Give back the full material, exactly as it reads.

Stored entries:
— START —

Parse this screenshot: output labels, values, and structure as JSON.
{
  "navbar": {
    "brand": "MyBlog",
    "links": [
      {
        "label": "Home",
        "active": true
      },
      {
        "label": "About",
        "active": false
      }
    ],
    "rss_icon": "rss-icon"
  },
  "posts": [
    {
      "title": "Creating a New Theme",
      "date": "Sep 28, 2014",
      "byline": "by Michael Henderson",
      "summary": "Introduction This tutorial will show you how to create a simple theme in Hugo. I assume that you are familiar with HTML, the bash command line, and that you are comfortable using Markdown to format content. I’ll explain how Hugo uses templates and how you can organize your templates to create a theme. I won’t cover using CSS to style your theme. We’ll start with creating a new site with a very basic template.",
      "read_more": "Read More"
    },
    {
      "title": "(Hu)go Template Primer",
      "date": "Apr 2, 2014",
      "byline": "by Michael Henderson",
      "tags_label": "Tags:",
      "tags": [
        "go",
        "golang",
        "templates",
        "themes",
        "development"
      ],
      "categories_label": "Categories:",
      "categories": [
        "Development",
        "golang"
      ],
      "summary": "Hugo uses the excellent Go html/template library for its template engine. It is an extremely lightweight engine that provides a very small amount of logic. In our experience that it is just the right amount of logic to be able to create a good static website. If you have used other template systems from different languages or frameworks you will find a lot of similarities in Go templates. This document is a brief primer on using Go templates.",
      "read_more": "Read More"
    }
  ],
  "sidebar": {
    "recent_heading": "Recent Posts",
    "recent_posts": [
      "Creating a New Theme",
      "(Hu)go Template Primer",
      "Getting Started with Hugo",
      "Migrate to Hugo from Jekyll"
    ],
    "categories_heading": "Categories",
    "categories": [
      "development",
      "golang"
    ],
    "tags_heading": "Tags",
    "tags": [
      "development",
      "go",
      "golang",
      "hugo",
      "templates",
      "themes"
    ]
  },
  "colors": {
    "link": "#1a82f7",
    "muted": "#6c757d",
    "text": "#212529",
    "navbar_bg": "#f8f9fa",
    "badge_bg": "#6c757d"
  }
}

— END —

TASK RESULT:
Parse this screenshot: output labels, values, and structure as JSON.
{
  "navbar": {
    "brand": "MyBlog",
    "links": [
      {
        "label": "Home",
        "active": true
      },
      {
        "label": "About",
        "active": false
      }
    ],
    "rss_icon": "rss-icon"
  },
  "posts": [
    {
      "title": "Creating a New Theme",
      "date": "Sep 28, 2014",
      "byline": "by Michael Henderson",
      "summary": "Introduction This tutorial will show you how to create a simple theme in Hugo. I assume that you are familiar with HTML, the bash command line, and that you are comfortable using Markdown to format content. I’ll explain how Hugo uses templates and how you can organize your templates to create a theme. I won’t cover using CSS to style your theme. We’ll start with creating a new site with a very basic template.",
      "read_more": "Read More"
    },
    {
      "title": "(Hu)go Template Primer",
      "date": "Apr 2, 2014",
      "byline": "by Michael Henderson",
      "tags_label": "Tags:",
      "tags": [
        "go",
        "golang",
        "templates",
        "themes",
        "development"
      ],
      "categories_label": "Categories:",
      "categories": [
        "Development",
        "golang"
      ],
      "summary": "Hugo uses the excellent Go html/template library for its template engine. It is an extremely lightweight engine that provides a very small amount of logic. In our experience that it is just the right amount of logic to be able to create a good static website. If you have used other template systems from different languages or frameworks you will find a lot of similarities in Go templates. This document is a brief primer on using Go templates.",
      "read_more": "Read More"
    }
  ],
  "sidebar": {
    "recent_heading": "Recent Posts",
    "recent_posts": [
      "Creating a New Theme",
      "(Hu)go Template Primer",
      "Getting Started with Hugo",
      "Migrate to Hugo from Jekyll"
    ],
    "categories_heading": "Categories",
    "categories": [
      "development",
      "golang"
    ],
    "tags_heading": "Tags",
    "tags": [
      "development",
      "go",
      "golang",
      "hugo",
      "templates",
      "themes"
    ]
  },
  "colors": {
    "link": "#1a82f7",
    "muted": "#6c757d",
    "text": "#212529",
    "navbar_bg": "#f8f9fa",
    "badge_bg": "#6c757d"
  }
}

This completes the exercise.